**TASKS TO PERFORM:**
1. Name every process that the post on VHDL signal drivers puts in quotation marks.
2. Please condense the paragraph of the post on VHDL signal drivers that begins "A signal is not the same as a Verilog register!" into a short bulleted list that keeps its main facts.
3. Go on with the post on VHDL signal drivers from the point where it stops.

**EXCERPT PROVIDED:**
□ □ □ □ □ □ □

A signal is not the same as a Verilog register! Each process that drives
a VHDL signal represents a driver on that signal. Each driver has its
own copy of the value that its process is trying to drive. So, your
"initialisation" process is trying to drive (let's say) '0'. But the
other process starts by trying to drive 'U', because that's the default
initial value for any STD_LOGIC driver. The 'U' wins the conflict.
I guess that your "working" process was expecting to see your
desired initialisation value, not 'U', so it gets confused. In
any case this wouldn't work because whatever the second process
does, the "init" process is permanently trying to drive '0'
on to the signal.

The bottom line is that code in one process cannot influence the
values that are driven from within another process.

Since this is presumably a test bench, it's completely reasonable
to get rid of the "initialisation" process altogether, and
give the signal an initial value as part of its declaration:

architecture foo of bar is
...

□ □ □ □ □ □ □

**DATA EXTRACT:**
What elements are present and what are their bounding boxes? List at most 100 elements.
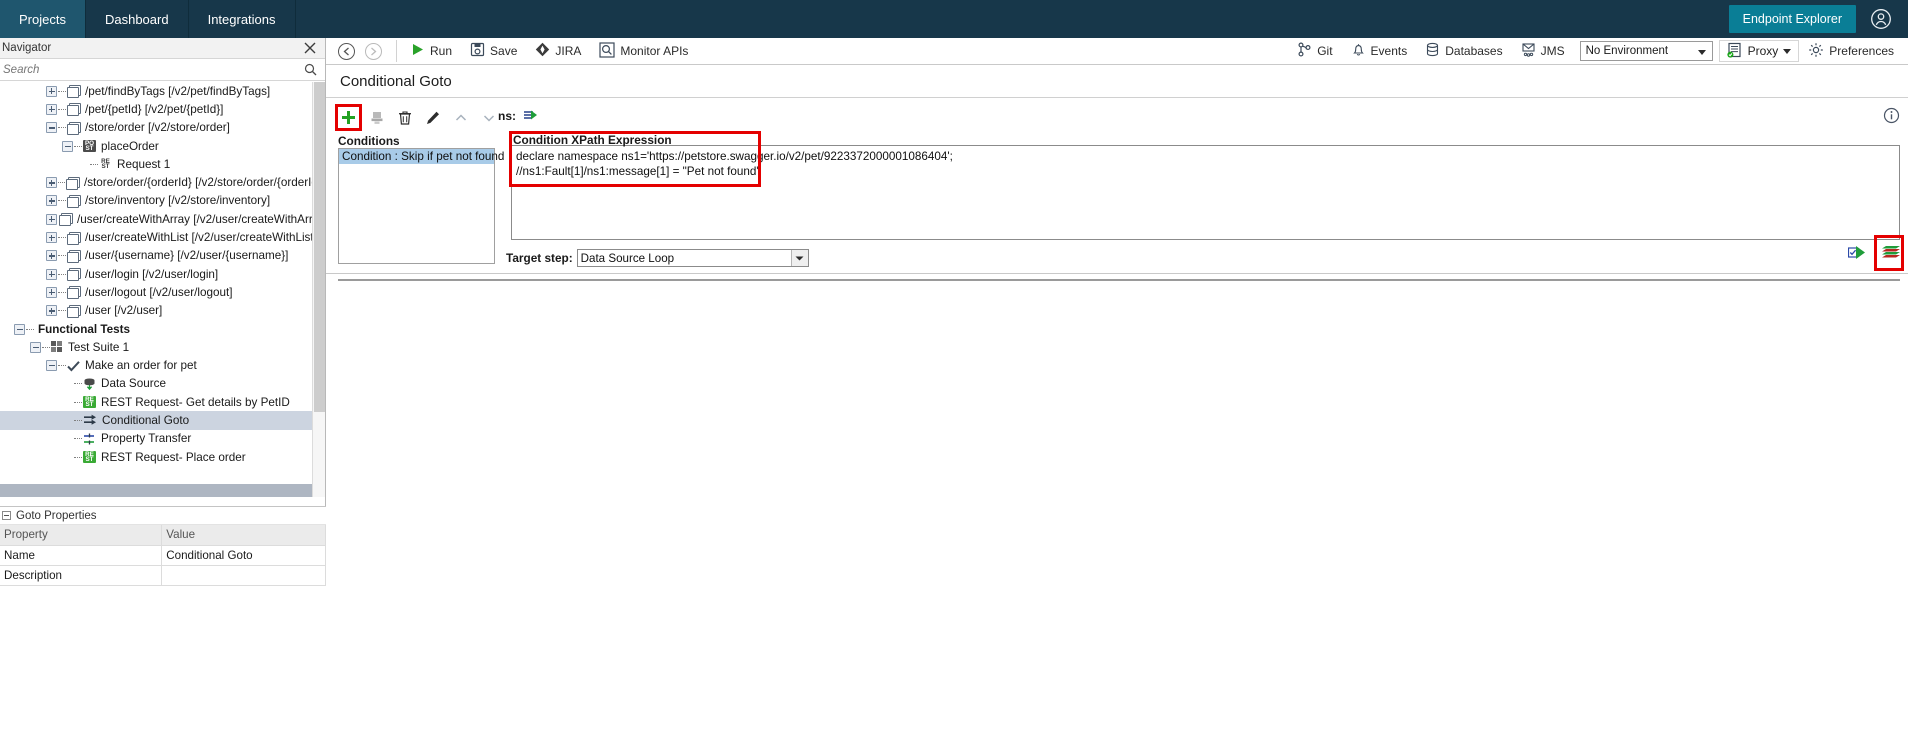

□ □ □ □ □ □ □

**RESULTS BY TASK:**
1. "initialisation", "working", "init"

2.
- A VHDL signal differs from a Verilog register.
- Each process that drives a signal is a separate driver with its own copy of the value it drives.
- The "initialisation" process drives a value such as '0', while the other process starts out driving 'U', the default initial value of any STD_LOGIC driver, and 'U' wins.
- The "working" process likely expected the initialisation value, not 'U'.
- This could not work anyway, because the "init" process keeps driving '0' onto the signal no matter what the second process does.

3.
signal S: std_logic := '0';
...
begin
...
process begin
loop
wait for 5 ns;
S <= not S; --- OK because S is initially '0'

This has the added advantage that the signal initialisation
is guaranteed to take effect BEFORE any process starts to
run, whereas your "two process" initialisation will suffer
from the problem that the initialisation would not take
effect until one delta time after the start of simulation.

So, you are right: the correct fix is to do everything in
one process.

If you're worried about this, you could consider declaring
your signals as STD_ULOGIC. This is an unresolved type,
and you'll get an explicit error message from the simulator
if more than one process drives a signal of such type.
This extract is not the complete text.